__Exercise brief__
Omit every picture while repeating the entries exactly.

__Input__
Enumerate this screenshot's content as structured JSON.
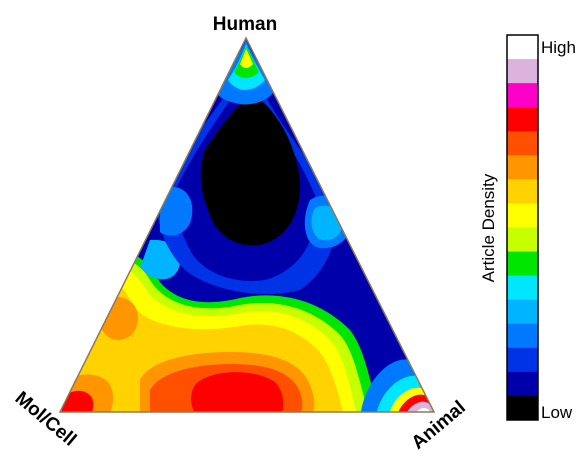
{
  "chart_data": {
    "type": "heatmap",
    "subtype": "ternary-density",
    "vertices": {
      "top": "Human",
      "bottom_left": "Mol/Cell",
      "bottom_right": "Animal"
    },
    "colorbar": {
      "title": "Article Density",
      "high_label": "High",
      "low_label": "Low",
      "colors_high_to_low": [
        "#ffffff",
        "#dcb3dc",
        "#ff00c8",
        "#ff0000",
        "#ff5000",
        "#ff9600",
        "#ffd200",
        "#ffff00",
        "#c8ff00",
        "#00e600",
        "#00e6ff",
        "#00b4ff",
        "#0078ff",
        "#0032e6",
        "#0000aa",
        "#000000"
      ]
    },
    "density_regions": [
      {
        "region": "Human apex",
        "level": 9
      },
      {
        "region": "Center (between Human and Mol/Cell)",
        "level": 0
      },
      {
        "region": "Upper left edge",
        "level": 3
      },
      {
        "region": "Upper right edge",
        "level": 3
      },
      {
        "region": "Left side of Mol/Cell edge",
        "level": 8
      },
      {
        "region": "Bottom center",
        "level": 12
      },
      {
        "region": "Lower right",
        "level": 2
      },
      {
        "region": "Animal vertex",
        "level": 15
      }
    ]
  }
}
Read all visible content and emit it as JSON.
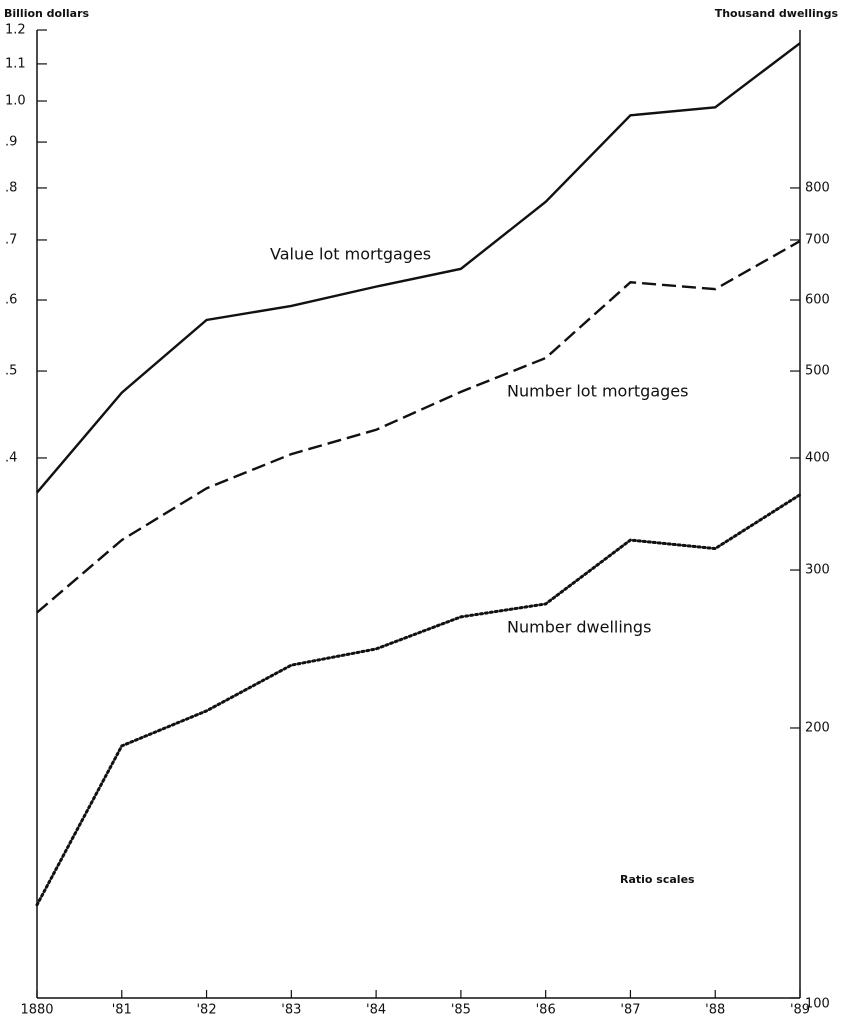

__Task answer__
Enumerate this screenshot's content as structured JSON.
{
  "chart_data": {
    "type": "heatmap",
    "subtype": "ternary-density",
    "vertices": {
      "top": "Human",
      "bottom_left": "Mol/Cell",
      "bottom_right": "Animal"
    },
    "colorbar": {
      "title": "Article Density",
      "high_label": "High",
      "low_label": "Low",
      "colors_high_to_low": [
        "#ffffff",
        "#dcb3dc",
        "#ff00c8",
        "#ff0000",
        "#ff5000",
        "#ff9600",
        "#ffd200",
        "#ffff00",
        "#c8ff00",
        "#00e600",
        "#00e6ff",
        "#00b4ff",
        "#0078ff",
        "#0032e6",
        "#0000aa",
        "#000000"
      ]
    },
    "density_regions": [
      {
        "region": "Human apex",
        "level": 9
      },
      {
        "region": "Center (between Human and Mol/Cell)",
        "level": 0
      },
      {
        "region": "Upper left edge",
        "level": 3
      },
      {
        "region": "Upper right edge",
        "level": 3
      },
      {
        "region": "Left side of Mol/Cell edge",
        "level": 8
      },
      {
        "region": "Bottom center",
        "level": 12
      },
      {
        "region": "Lower right",
        "level": 2
      },
      {
        "region": "Animal vertex",
        "level": 15
      }
    ]
  }
}
Read all visible content and emit it as JSON.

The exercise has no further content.